Brief. From the listing below, tally the lines that include "муниципального". Return only the total.

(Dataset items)
** BEGIN **

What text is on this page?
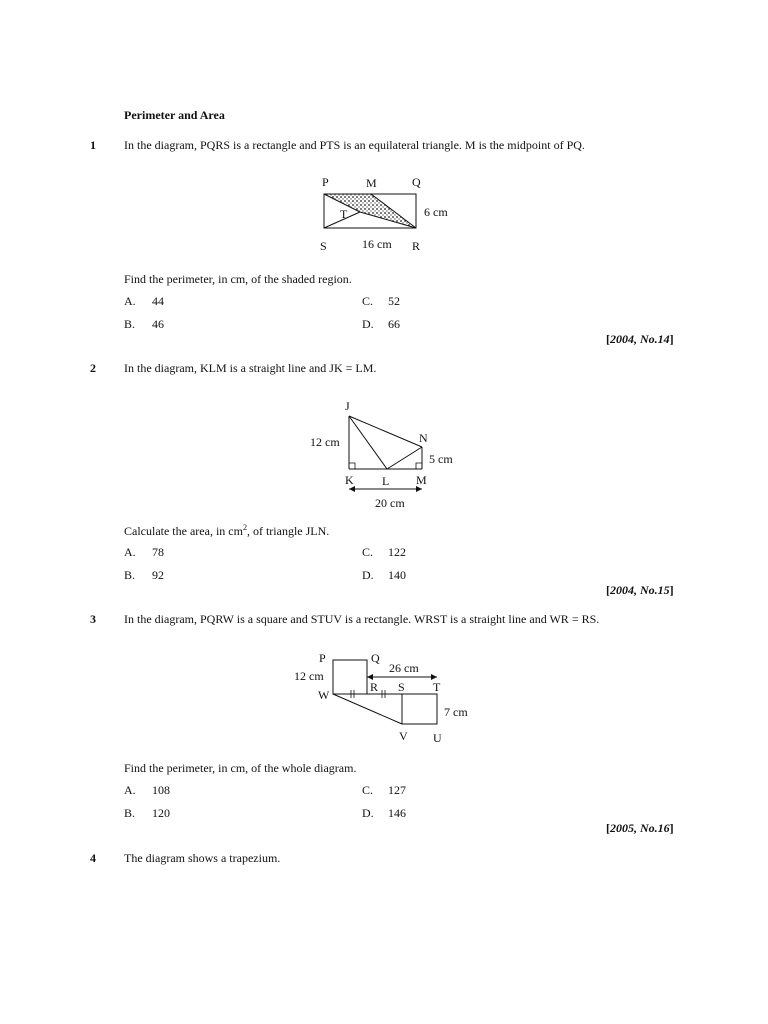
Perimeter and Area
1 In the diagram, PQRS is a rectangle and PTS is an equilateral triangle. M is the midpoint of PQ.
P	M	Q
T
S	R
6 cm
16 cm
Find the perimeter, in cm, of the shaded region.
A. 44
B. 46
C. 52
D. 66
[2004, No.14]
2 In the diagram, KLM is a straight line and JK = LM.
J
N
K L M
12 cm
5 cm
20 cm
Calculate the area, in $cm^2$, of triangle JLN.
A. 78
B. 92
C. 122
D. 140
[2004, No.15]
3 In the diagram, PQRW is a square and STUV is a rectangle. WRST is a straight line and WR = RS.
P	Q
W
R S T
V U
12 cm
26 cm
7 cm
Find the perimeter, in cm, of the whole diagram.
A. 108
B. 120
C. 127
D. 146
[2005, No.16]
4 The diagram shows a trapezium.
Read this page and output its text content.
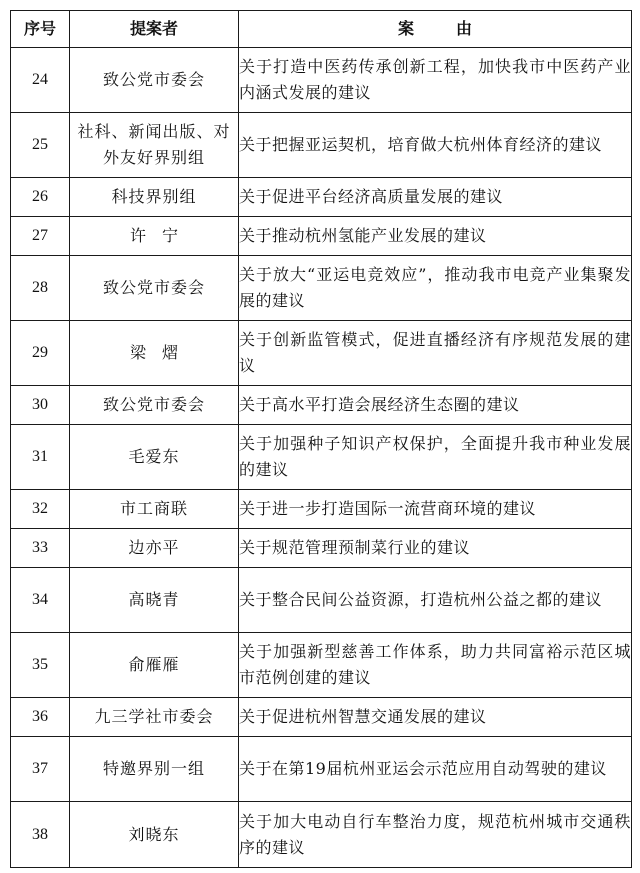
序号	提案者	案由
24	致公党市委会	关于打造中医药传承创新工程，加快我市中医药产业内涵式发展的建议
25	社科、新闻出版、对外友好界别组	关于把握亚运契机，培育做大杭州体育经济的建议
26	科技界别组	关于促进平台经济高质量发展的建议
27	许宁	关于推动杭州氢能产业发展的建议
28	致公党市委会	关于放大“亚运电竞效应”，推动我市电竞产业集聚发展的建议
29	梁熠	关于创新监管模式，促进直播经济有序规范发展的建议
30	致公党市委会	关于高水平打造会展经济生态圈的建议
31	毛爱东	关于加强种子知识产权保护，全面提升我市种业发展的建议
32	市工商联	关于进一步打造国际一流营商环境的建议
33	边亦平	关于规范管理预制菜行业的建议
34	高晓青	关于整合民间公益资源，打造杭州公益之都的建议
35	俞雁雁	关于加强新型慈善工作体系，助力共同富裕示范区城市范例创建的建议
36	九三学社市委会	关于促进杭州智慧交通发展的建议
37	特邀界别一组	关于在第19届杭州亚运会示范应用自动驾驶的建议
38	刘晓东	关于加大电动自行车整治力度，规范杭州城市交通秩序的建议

** END **
** BEGIN **

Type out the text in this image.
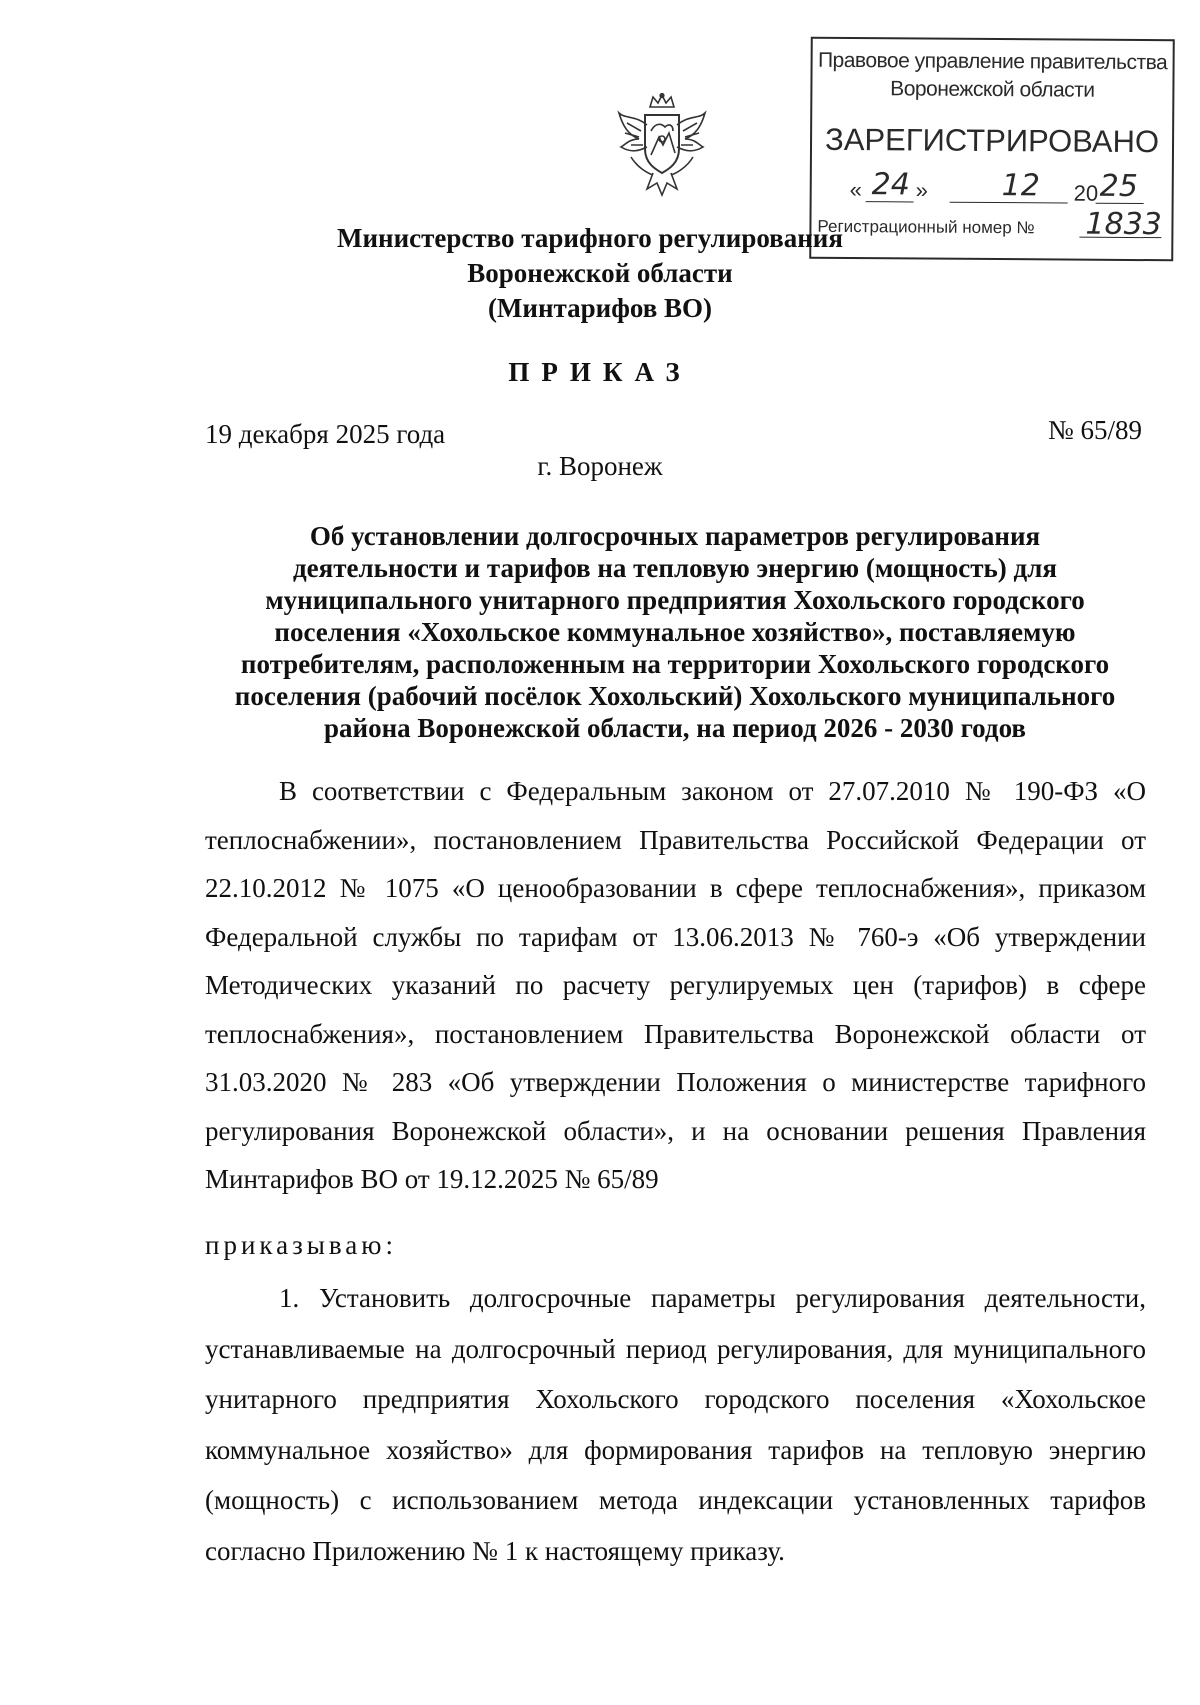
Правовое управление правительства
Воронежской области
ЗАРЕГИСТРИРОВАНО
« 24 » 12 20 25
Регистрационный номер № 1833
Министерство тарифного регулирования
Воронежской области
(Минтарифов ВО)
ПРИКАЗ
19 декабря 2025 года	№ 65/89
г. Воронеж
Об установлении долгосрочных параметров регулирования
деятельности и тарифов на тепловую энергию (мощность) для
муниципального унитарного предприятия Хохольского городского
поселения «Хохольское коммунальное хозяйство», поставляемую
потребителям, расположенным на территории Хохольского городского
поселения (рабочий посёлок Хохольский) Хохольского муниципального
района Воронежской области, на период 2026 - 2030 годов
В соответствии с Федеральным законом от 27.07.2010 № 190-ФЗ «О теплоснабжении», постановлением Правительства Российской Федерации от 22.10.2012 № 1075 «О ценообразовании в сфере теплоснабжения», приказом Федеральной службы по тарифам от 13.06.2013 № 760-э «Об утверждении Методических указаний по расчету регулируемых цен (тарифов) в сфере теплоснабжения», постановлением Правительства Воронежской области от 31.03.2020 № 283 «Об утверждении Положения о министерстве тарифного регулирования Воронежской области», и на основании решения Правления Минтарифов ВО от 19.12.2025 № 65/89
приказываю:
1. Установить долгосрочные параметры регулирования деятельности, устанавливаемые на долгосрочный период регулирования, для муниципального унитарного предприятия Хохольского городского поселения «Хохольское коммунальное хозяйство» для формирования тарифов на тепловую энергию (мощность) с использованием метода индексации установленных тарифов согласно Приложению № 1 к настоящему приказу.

** END **

Result of the exercise. 3